→ Information supplied
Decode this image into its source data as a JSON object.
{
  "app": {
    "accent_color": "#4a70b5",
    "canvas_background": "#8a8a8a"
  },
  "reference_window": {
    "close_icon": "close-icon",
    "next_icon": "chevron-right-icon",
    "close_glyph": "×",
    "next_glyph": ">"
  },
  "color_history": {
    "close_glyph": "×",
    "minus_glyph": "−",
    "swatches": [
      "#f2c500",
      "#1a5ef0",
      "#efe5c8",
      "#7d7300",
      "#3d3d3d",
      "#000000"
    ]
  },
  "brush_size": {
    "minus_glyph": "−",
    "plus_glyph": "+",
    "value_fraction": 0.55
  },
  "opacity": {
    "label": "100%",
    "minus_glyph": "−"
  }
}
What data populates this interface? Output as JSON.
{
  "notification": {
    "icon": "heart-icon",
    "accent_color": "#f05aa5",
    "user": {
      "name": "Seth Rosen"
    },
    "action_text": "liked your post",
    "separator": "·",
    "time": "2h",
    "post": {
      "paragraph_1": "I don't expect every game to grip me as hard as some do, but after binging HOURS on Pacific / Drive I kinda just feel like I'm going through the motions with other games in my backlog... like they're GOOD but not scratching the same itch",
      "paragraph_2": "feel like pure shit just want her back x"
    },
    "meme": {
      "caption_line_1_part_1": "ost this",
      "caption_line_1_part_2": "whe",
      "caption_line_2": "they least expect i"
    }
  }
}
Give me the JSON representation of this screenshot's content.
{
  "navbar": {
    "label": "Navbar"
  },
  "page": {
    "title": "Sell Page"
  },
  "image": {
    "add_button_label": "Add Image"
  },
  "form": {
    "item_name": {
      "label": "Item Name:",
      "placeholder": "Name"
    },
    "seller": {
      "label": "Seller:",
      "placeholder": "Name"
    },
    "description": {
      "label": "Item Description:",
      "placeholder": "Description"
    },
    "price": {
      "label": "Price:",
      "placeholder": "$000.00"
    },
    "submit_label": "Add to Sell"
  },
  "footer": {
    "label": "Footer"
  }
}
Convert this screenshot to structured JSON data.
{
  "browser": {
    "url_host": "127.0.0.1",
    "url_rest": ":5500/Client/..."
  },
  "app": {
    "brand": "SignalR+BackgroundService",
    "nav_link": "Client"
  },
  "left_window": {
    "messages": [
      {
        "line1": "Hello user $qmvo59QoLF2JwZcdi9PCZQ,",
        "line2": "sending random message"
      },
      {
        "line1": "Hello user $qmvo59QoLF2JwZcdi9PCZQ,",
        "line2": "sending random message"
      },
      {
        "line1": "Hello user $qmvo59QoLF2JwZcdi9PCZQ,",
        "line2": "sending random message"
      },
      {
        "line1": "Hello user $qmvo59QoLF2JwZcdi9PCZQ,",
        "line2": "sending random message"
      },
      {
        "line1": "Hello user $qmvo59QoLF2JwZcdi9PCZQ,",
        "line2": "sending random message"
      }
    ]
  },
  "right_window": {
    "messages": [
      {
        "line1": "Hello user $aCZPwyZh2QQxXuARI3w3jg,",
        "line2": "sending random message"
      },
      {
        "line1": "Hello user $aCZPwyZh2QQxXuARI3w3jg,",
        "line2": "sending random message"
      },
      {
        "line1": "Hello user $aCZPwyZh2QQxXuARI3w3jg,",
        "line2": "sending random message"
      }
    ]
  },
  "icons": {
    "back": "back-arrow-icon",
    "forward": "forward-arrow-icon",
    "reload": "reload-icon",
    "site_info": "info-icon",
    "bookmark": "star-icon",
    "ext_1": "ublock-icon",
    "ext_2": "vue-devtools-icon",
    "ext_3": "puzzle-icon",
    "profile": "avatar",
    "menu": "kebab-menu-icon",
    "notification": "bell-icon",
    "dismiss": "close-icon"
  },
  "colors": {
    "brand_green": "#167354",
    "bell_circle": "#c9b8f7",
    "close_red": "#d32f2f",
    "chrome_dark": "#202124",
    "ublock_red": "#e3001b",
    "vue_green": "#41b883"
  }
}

→ Given request
Go over the records above and tally each line that includes "arrow". Give the total by itself.

→ Task response
2